A run of records
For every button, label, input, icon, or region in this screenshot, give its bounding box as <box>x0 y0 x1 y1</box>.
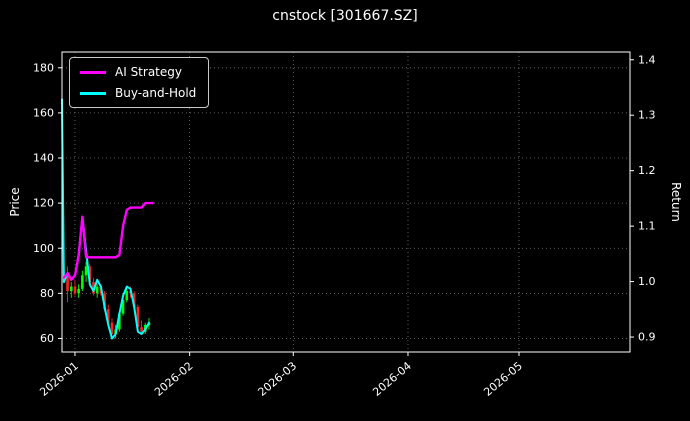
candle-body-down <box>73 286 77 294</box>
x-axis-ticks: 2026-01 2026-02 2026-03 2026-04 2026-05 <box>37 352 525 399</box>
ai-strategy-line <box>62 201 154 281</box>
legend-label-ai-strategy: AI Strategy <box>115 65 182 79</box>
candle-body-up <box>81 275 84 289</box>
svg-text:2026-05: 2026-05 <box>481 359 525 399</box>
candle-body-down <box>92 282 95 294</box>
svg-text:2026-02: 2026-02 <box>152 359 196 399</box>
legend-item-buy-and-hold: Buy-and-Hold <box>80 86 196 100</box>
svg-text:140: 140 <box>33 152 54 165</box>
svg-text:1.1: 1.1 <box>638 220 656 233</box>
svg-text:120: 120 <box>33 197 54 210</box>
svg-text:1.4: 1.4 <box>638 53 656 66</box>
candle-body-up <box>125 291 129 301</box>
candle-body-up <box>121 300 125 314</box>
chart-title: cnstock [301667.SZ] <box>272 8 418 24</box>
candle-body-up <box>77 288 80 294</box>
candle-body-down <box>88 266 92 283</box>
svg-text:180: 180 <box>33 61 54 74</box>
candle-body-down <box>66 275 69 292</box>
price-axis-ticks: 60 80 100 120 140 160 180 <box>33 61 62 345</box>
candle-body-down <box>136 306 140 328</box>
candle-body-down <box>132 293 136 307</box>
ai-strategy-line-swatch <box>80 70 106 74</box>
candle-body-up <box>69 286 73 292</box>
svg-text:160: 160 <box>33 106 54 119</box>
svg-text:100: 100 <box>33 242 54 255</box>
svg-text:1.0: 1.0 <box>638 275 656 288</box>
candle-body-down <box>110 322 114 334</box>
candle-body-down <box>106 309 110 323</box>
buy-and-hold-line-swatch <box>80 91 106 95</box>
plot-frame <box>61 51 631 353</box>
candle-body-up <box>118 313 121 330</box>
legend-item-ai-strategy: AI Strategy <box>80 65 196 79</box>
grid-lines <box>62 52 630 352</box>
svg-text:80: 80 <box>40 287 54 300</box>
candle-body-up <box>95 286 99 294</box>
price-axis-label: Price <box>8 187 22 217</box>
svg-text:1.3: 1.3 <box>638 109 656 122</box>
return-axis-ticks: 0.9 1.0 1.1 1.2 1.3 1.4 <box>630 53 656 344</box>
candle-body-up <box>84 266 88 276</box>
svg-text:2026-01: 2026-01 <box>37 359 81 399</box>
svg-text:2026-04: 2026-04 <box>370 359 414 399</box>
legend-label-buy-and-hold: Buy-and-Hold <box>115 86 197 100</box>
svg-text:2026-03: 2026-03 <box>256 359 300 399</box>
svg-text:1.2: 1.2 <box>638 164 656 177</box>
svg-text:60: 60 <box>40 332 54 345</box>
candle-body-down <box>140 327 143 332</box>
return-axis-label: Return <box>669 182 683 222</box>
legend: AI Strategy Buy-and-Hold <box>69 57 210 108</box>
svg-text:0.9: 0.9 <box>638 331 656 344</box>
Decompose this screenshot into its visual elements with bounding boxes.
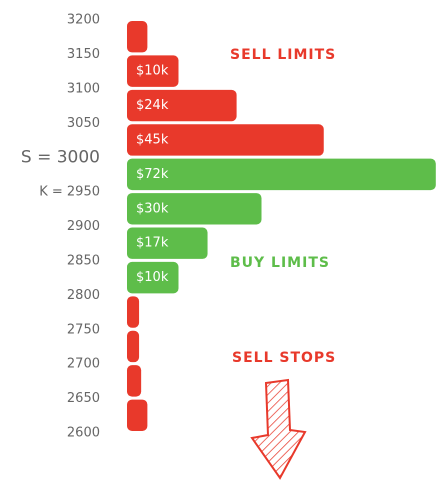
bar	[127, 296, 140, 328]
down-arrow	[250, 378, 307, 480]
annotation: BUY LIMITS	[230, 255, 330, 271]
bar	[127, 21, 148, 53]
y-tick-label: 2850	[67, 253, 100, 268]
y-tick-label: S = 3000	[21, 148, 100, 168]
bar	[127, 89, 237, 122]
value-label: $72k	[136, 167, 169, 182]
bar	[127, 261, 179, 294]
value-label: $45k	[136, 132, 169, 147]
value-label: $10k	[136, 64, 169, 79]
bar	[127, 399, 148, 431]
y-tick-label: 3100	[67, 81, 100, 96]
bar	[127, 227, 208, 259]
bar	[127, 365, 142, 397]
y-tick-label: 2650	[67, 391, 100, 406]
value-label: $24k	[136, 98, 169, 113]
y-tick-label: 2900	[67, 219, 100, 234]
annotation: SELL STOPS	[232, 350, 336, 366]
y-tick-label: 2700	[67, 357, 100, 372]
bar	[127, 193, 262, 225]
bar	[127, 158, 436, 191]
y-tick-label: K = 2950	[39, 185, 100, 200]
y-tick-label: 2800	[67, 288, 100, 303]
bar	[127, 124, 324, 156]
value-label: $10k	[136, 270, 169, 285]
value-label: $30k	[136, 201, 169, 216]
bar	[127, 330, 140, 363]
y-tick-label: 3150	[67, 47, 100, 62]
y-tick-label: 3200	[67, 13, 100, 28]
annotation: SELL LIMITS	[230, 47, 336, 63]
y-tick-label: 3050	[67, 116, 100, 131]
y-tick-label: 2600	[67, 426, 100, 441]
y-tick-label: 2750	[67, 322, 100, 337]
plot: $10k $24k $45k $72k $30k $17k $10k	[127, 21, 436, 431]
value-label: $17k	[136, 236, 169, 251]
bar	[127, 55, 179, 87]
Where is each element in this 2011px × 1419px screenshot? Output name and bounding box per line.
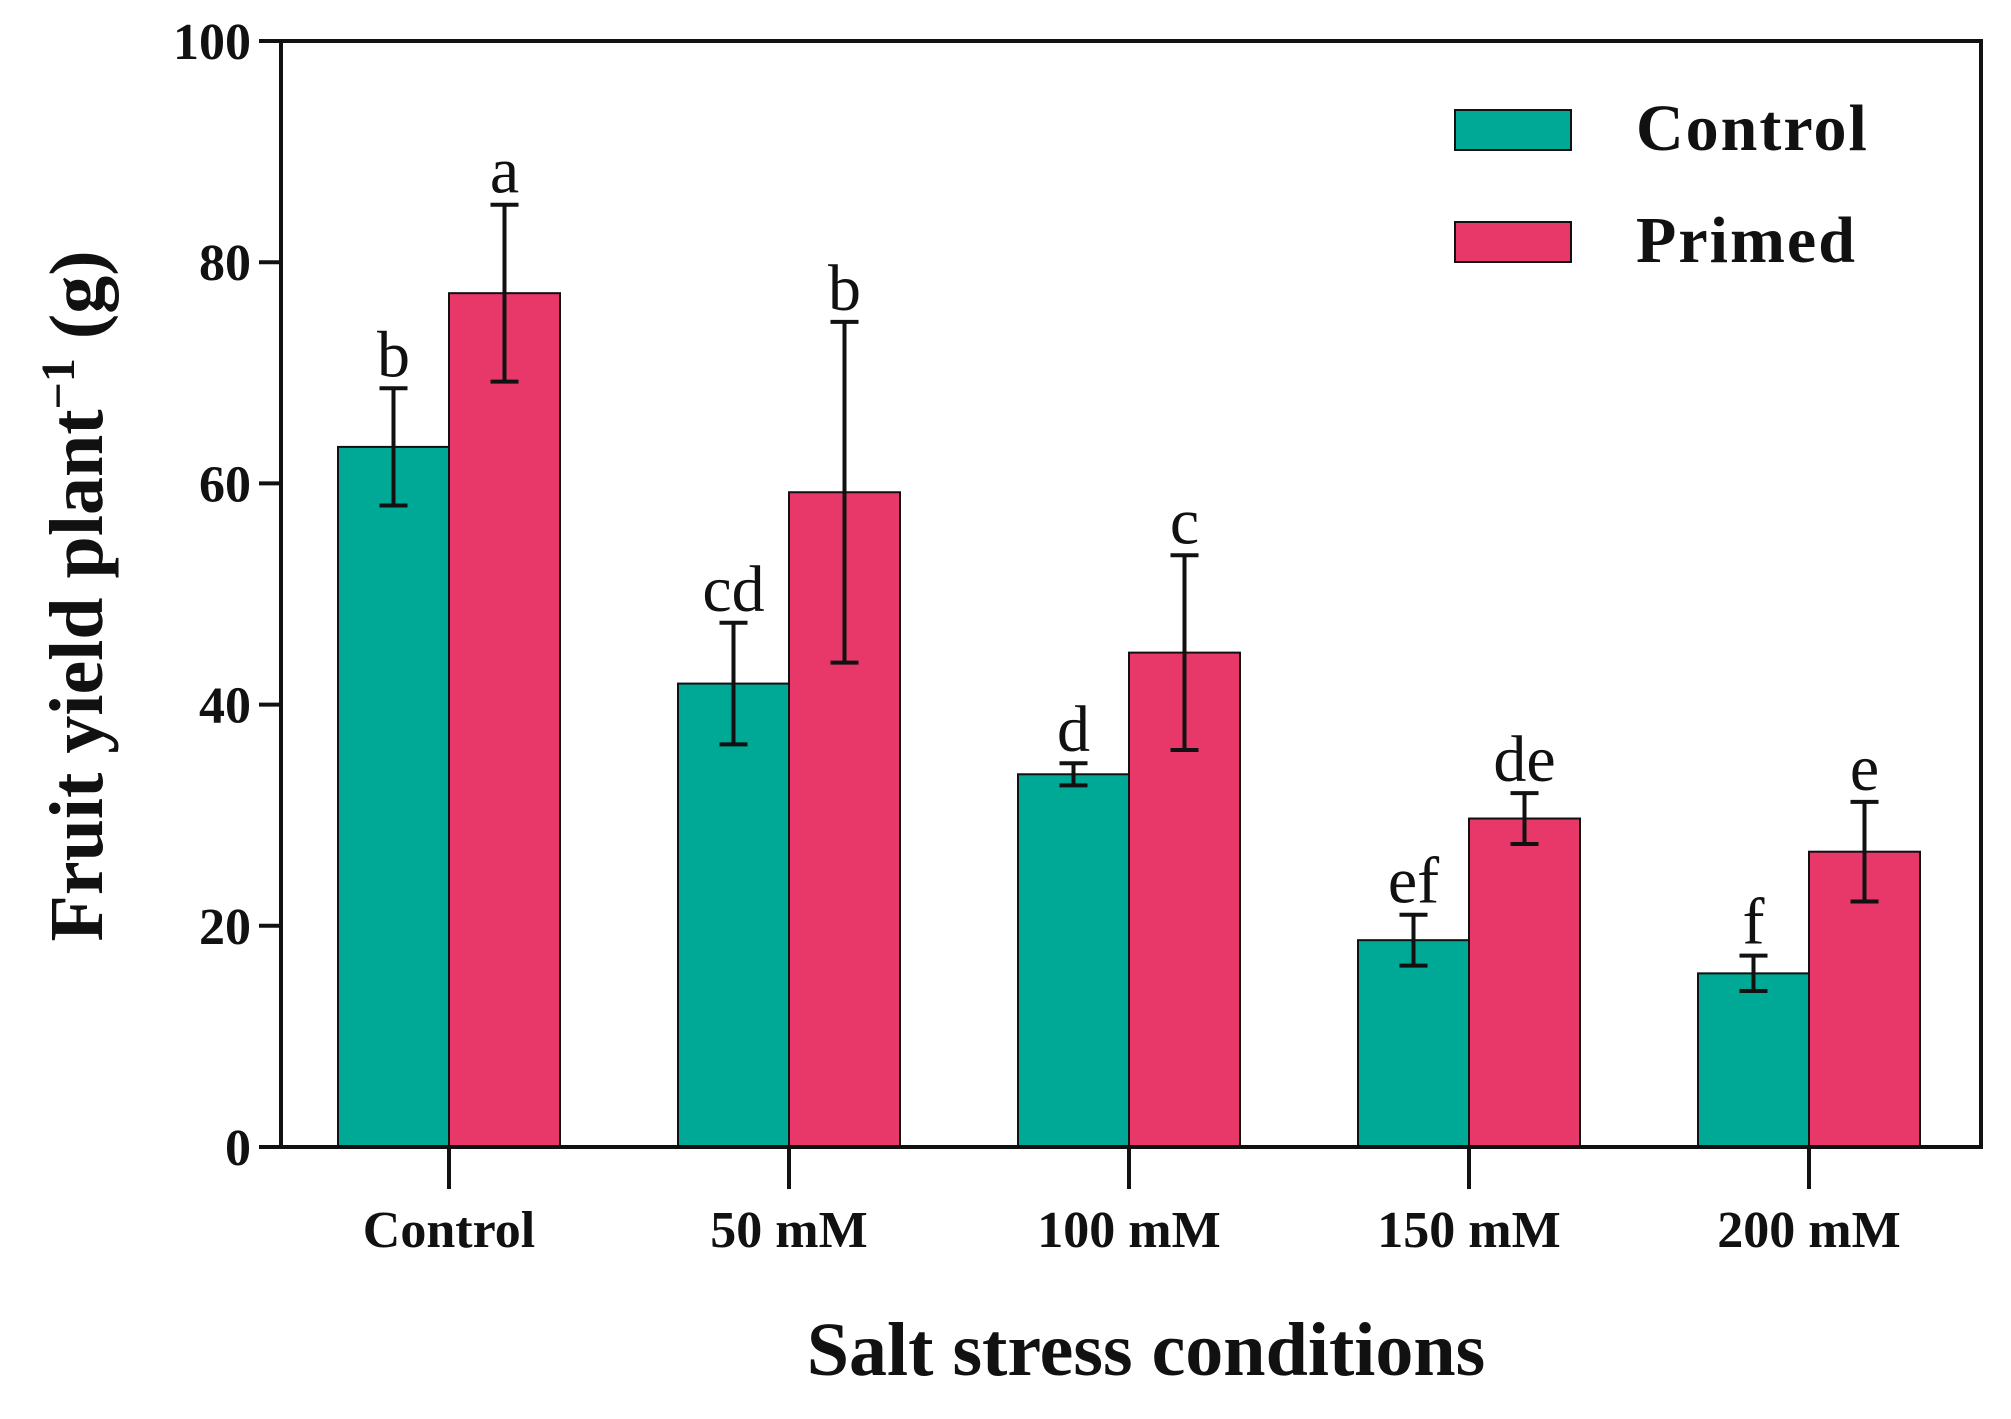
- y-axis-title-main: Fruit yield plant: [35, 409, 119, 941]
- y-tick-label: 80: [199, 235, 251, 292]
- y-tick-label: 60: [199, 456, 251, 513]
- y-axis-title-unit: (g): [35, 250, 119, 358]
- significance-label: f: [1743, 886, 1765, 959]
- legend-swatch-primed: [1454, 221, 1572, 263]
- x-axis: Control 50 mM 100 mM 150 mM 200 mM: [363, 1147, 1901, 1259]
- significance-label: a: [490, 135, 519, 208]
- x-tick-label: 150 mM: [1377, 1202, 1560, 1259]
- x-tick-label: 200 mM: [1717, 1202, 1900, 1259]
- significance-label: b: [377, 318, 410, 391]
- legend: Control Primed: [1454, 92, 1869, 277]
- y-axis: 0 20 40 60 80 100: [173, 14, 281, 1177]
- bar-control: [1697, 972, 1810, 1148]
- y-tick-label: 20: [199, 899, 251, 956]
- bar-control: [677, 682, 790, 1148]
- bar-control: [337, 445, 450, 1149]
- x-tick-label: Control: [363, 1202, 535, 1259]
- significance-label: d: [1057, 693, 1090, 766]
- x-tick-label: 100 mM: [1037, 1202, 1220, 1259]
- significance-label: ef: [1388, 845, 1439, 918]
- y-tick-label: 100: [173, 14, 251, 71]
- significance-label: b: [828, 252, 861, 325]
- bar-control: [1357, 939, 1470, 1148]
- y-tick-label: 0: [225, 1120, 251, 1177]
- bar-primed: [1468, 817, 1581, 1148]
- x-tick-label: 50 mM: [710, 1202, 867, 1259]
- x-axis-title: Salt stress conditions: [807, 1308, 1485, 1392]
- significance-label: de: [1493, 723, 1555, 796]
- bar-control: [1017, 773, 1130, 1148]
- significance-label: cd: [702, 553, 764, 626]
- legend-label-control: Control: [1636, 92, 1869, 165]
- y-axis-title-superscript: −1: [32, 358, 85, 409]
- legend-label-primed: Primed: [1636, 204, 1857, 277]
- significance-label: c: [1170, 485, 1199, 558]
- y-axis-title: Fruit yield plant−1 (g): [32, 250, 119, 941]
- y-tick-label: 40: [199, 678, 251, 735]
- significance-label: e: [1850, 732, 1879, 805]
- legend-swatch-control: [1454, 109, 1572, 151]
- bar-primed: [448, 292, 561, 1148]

What the task asks: Reproduce every line of the listing above verbatim, omitting the pictures.

Solution to this exercise:
For every button, label, input, icon, or region in this screenshot, give its bounding box as <box>x0 y0 x1 y1</box>.
candle-body-down <box>73 286 77 294</box>
x-axis-ticks: 2026-01 2026-02 2026-03 2026-04 2026-05 <box>37 352 525 399</box>
ai-strategy-line <box>62 201 154 281</box>
legend-label-ai-strategy: AI Strategy <box>115 65 182 79</box>
candle-body-up <box>81 275 84 289</box>
svg-text:2026-05: 2026-05 <box>481 359 525 399</box>
candle-body-down <box>92 282 95 294</box>
svg-text:2026-02: 2026-02 <box>152 359 196 399</box>
legend-item-buy-and-hold: Buy-and-Hold <box>80 86 196 100</box>
svg-text:140: 140 <box>33 152 54 165</box>
svg-text:1.1: 1.1 <box>638 220 656 233</box>
svg-text:120: 120 <box>33 197 54 210</box>
svg-text:1.4: 1.4 <box>638 53 656 66</box>
candle-body-up <box>125 291 129 301</box>
candle-body-up <box>121 300 125 314</box>
chart-title: cnstock [301667.SZ] <box>272 8 418 24</box>
candle-body-up <box>77 288 80 294</box>
candle-body-down <box>88 266 92 283</box>
svg-text:180: 180 <box>33 61 54 74</box>
candle-body-down <box>66 275 69 292</box>
price-axis-ticks: 60 80 100 120 140 160 180 <box>33 61 62 345</box>
candle-body-down <box>136 306 140 328</box>
candle-body-down <box>132 293 136 307</box>
ai-strategy-line-swatch <box>80 70 106 74</box>
candle-body-up <box>69 286 73 292</box>
svg-text:160: 160 <box>33 106 54 119</box>
svg-text:100: 100 <box>33 242 54 255</box>
svg-text:1.0: 1.0 <box>638 275 656 288</box>
candle-body-down <box>110 322 114 334</box>
candle-body-down <box>106 309 110 323</box>
buy-and-hold-line-swatch <box>80 91 106 95</box>
plot-frame <box>61 51 631 353</box>
candle-body-up <box>118 313 121 330</box>
legend-item-ai-strategy: AI Strategy <box>80 65 196 79</box>
grid-lines <box>62 52 630 352</box>
svg-text:80: 80 <box>40 287 54 300</box>
candle-body-up <box>95 286 99 294</box>
price-axis-label: Price <box>8 187 22 217</box>
svg-text:1.3: 1.3 <box>638 109 656 122</box>
return-axis-ticks: 0.9 1.0 1.1 1.2 1.3 1.4 <box>630 53 656 344</box>
candle-body-up <box>84 266 88 276</box>
svg-text:2026-01: 2026-01 <box>37 359 81 399</box>
svg-text:2026-04: 2026-04 <box>370 359 414 399</box>
legend-label-buy-and-hold: Buy-and-Hold <box>115 86 197 100</box>
svg-text:2026-03: 2026-03 <box>256 359 300 399</box>
svg-text:1.2: 1.2 <box>638 164 656 177</box>
svg-text:60: 60 <box>40 332 54 345</box>
candle-body-down <box>140 327 143 332</box>
return-axis-label: Return <box>669 182 683 222</box>
legend: AI Strategy Buy-and-Hold <box>69 57 210 108</box>
svg-text:0.9: 0.9 <box>638 331 656 344</box>
Decompose this screenshot into its visual elements with bounding boxes.
bar	[127, 296, 140, 328]
down-arrow	[250, 378, 307, 480]
annotation: BUY LIMITS	[230, 255, 330, 271]
bar	[127, 21, 148, 53]
y-tick-label: 2850	[67, 253, 100, 268]
y-tick-label: S = 3000	[21, 148, 100, 168]
bar	[127, 89, 237, 122]
value-label: $72k	[136, 167, 169, 182]
bar	[127, 261, 179, 294]
value-label: $45k	[136, 132, 169, 147]
value-label: $10k	[136, 64, 169, 79]
bar	[127, 399, 148, 431]
y-tick-label: 3100	[67, 81, 100, 96]
bar	[127, 227, 208, 259]
bar	[127, 365, 142, 397]
y-tick-label: 2650	[67, 391, 100, 406]
value-label: $24k	[136, 98, 169, 113]
y-tick-label: 2900	[67, 219, 100, 234]
annotation: SELL STOPS	[232, 350, 336, 366]
y-tick-label: 2700	[67, 357, 100, 372]
bar	[127, 193, 262, 225]
bar	[127, 158, 436, 191]
y-tick-label: K = 2950	[39, 185, 100, 200]
y-tick-label: 2800	[67, 288, 100, 303]
bar	[127, 124, 324, 156]
value-label: $10k	[136, 270, 169, 285]
value-label: $30k	[136, 201, 169, 216]
bar	[127, 330, 140, 363]
y-tick-label: 3150	[67, 47, 100, 62]
y-tick-label: 3200	[67, 13, 100, 28]
annotation: SELL LIMITS	[230, 47, 336, 63]
y-tick-label: 3050	[67, 116, 100, 131]
y-tick-label: 2600	[67, 426, 100, 441]
y-tick-label: 2750	[67, 322, 100, 337]
plot: $10k $24k $45k $72k $30k $17k $10k	[127, 21, 436, 431]
value-label: $17k	[136, 236, 169, 251]
bar	[127, 55, 179, 87]
Where is each element in this 2011px × 1419px screenshot? Output name and bounding box per line.
- y-axis-title-main: Fruit yield plant: [35, 409, 119, 941]
- y-tick-label: 80: [199, 235, 251, 292]
- y-tick-label: 60: [199, 456, 251, 513]
- y-axis-title-unit: (g): [35, 250, 119, 358]
- significance-label: f: [1743, 886, 1765, 959]
- legend-swatch-primed: [1454, 221, 1572, 263]
- x-axis: Control 50 mM 100 mM 150 mM 200 mM: [363, 1147, 1901, 1259]
- significance-label: a: [490, 135, 519, 208]
- x-tick-label: 150 mM: [1377, 1202, 1560, 1259]
- x-tick-label: 200 mM: [1717, 1202, 1900, 1259]
- significance-label: b: [377, 318, 410, 391]
- legend: Control Primed: [1454, 92, 1869, 277]
- y-axis: 0 20 40 60 80 100: [173, 14, 281, 1177]
- bar-control: [1697, 972, 1810, 1148]
- y-tick-label: 20: [199, 899, 251, 956]
- bar-control: [677, 682, 790, 1148]
- bar-control: [337, 445, 450, 1149]
- x-tick-label: Control: [363, 1202, 535, 1259]
- significance-label: d: [1057, 693, 1090, 766]
- x-tick-label: 100 mM: [1037, 1202, 1220, 1259]
- significance-label: ef: [1388, 845, 1439, 918]
- y-tick-label: 100: [173, 14, 251, 71]
- significance-label: b: [828, 252, 861, 325]
- bar-control: [1357, 939, 1470, 1148]
- y-tick-label: 0: [225, 1120, 251, 1177]
- bar-primed: [1468, 817, 1581, 1148]
- x-tick-label: 50 mM: [710, 1202, 867, 1259]
- x-axis-title: Salt stress conditions: [807, 1308, 1485, 1392]
- significance-label: de: [1493, 723, 1555, 796]
- bar-control: [1017, 773, 1130, 1148]
- significance-label: cd: [702, 553, 764, 626]
- legend-label-control: Control: [1636, 92, 1869, 165]
- y-axis-title-superscript: −1: [32, 358, 85, 409]
- legend-label-primed: Primed: [1636, 204, 1857, 277]
- significance-label: c: [1170, 485, 1199, 558]
- y-axis-title: Fruit yield plant−1 (g): [32, 250, 119, 941]
- y-tick-label: 40: [199, 678, 251, 735]
- significance-label: e: [1850, 732, 1879, 805]
- legend-swatch-control: [1454, 109, 1572, 151]
- bar-primed: [448, 292, 561, 1148]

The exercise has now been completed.